GOAL. In the charcoal smoker thread below, turn the paragraph beginning "Are you lighting a full chimney?" into a short bulleted list that keeps its main facts.

TEXT PROVIDED.

_____

# recurring charcoal problem



## reannalynne (Mar 17, 2018)

This happens whether I use lump or briquettes, and I don't know what to do to stop it. I light a chimney, and by the time it's ashed over, the bottom later is all ash/gone. If I don't wait quite that long, the charcoal is on fire and STAYS on fire in my smoker. If I am attempting the minion method (either by layering the hot coals over the unlit OR by creating a cavity in the middle) it ends up lighting them all almost immediately. I just spent 20 minutes taking out coals that were lit and extinguishing them and moving the hot ones all to one side and putting fresh unlit ones on the other side. They aren't all lighting, now, but the temp doesn't want to drop from ~290. There are a few leaks in the smoker than need to be fixed, but I just can't seem to find a sweet spot at all. I am using a Broil King Vertical charcoal smoker. Any advice??


----------



## normanaj (Mar 17, 2018)

What kind of smoker do you have?And what brand of charcoal?

I've been using the minion method(cavity in the middle) with Royal Oak briquettes on my WSM and have found that adjusting the vents will prevent the issue that you are having,its kind of a trial and error thing but once you get it right you should be all set.


----------



## gmc2003 (Mar 17, 2018)

Are you lighting a full chimney? If using my WSM I only start about 6 to 10 coals or quarter of a chimney(for me). I use Weber starter cubes or oiled paper to start the chimney. I don't wait for them to be completely ashed over just mostly started. If I see a flame I'll blow it out or put something over the top of the chimney to snuff out the flame. When I put them in the WSM charcoal ring I have a dimple or a bare spot in the middle of the ring and place the lit coals there. Hope this helps, and isn't confusing. 

Chris


----------



## Geebs (Mar 17, 2018)

_____

RECORDED INFORMATION.
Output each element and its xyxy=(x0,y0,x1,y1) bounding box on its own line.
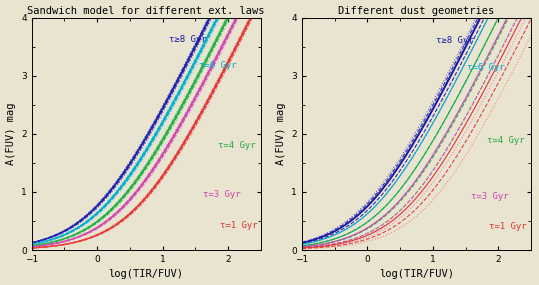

_____

WRITTEN ANSWER.
- Asks whether a full chimney is being lit.
- With a WSM, starts only about 6 to 10 coals, or a quarter of a chimney.
- Starts the chimney with Weber starter cubes or oiled paper.
- Waits until the coals are mostly started, not completely ashed over.
- Blows out any flame or covers the top of the chimney to snuff it.
- Leaves a dimple or bare spot in the middle of the WSM charcoal ring and places the lit coals there.